[Start of RECORD EXTRACTS]
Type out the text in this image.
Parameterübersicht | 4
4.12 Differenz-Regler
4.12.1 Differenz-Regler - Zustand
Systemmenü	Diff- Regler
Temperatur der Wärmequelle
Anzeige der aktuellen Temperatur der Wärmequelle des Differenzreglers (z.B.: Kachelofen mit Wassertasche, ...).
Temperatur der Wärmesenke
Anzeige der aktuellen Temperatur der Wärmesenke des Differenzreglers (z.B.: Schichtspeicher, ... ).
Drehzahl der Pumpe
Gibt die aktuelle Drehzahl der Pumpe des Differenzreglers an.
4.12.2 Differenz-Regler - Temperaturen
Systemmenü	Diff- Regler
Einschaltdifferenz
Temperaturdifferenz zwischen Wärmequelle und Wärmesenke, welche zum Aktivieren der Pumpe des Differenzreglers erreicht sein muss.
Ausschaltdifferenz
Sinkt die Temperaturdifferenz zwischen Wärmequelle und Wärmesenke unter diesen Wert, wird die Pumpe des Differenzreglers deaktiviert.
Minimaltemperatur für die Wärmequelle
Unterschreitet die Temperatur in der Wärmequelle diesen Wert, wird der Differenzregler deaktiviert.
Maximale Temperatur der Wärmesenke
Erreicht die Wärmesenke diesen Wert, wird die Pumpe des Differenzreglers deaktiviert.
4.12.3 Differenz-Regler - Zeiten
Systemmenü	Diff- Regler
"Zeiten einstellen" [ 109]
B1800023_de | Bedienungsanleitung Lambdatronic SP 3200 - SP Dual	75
[End of RECORD EXTRACTS]
- TASK OBJECTIVE:
Above are some records; repeat all of them exactly.

- EXERCISE RESPONSE:
Type out the text in this image.
Parameterübersicht | 4
4.12 Differenz-Regler
4.12.1 Differenz-Regler - Zustand
Systemmenü	Diff- Regler
Temperatur der Wärmequelle
Anzeige der aktuellen Temperatur der Wärmequelle des Differenzreglers (z.B.: Kachelofen mit Wassertasche, ...).
Temperatur der Wärmesenke
Anzeige der aktuellen Temperatur der Wärmesenke des Differenzreglers (z.B.: Schichtspeicher, ... ).
Drehzahl der Pumpe
Gibt die aktuelle Drehzahl der Pumpe des Differenzreglers an.
4.12.2 Differenz-Regler - Temperaturen
Systemmenü	Diff- Regler
Einschaltdifferenz
Temperaturdifferenz zwischen Wärmequelle und Wärmesenke, welche zum Aktivieren der Pumpe des Differenzreglers erreicht sein muss.
Ausschaltdifferenz
Sinkt die Temperaturdifferenz zwischen Wärmequelle und Wärmesenke unter diesen Wert, wird die Pumpe des Differenzreglers deaktiviert.
Minimaltemperatur für die Wärmequelle
Unterschreitet die Temperatur in der Wärmequelle diesen Wert, wird der Differenzregler deaktiviert.
Maximale Temperatur der Wärmesenke
Erreicht die Wärmesenke diesen Wert, wird die Pumpe des Differenzreglers deaktiviert.
4.12.3 Differenz-Regler - Zeiten
Systemmenü	Diff- Regler
"Zeiten einstellen" [ 109]
B1800023_de | Bedienungsanleitung Lambdatronic SP 3200 - SP Dual	75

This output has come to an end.